— Goal —
Locate each line of the material that contains "구하여라", then return it.

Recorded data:

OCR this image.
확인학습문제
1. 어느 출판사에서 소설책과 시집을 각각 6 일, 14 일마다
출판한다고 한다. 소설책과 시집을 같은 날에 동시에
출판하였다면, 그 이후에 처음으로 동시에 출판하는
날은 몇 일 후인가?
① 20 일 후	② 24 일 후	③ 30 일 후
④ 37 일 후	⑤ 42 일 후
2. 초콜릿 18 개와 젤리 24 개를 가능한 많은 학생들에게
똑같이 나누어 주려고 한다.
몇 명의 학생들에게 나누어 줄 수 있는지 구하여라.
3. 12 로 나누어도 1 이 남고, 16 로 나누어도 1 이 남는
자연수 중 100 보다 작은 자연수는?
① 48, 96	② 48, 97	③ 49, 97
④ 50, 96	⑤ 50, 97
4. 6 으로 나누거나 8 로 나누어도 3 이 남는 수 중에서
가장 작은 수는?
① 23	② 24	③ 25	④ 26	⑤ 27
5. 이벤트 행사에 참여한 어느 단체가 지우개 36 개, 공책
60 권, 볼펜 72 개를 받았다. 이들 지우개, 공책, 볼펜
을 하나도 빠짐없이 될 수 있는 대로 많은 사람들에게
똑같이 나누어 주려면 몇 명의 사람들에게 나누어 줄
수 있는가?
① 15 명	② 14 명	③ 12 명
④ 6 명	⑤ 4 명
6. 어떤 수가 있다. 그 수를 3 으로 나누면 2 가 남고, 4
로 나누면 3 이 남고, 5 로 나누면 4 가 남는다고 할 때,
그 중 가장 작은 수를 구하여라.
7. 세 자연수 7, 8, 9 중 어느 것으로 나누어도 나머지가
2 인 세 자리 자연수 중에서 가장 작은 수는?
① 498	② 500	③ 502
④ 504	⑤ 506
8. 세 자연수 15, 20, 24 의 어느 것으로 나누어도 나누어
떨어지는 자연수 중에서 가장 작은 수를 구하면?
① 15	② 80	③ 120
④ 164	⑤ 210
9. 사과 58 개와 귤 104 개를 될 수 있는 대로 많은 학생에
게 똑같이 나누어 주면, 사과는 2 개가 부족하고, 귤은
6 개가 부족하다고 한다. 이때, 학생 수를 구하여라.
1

— Answer in full —
몇 명의 학생들에게 나누어 줄 수 있는지 구하여라.
그 중 가장 작은 수를 구하여라.
6 개가 부족하다고 한다. 이때, 학생 수를 구하여라.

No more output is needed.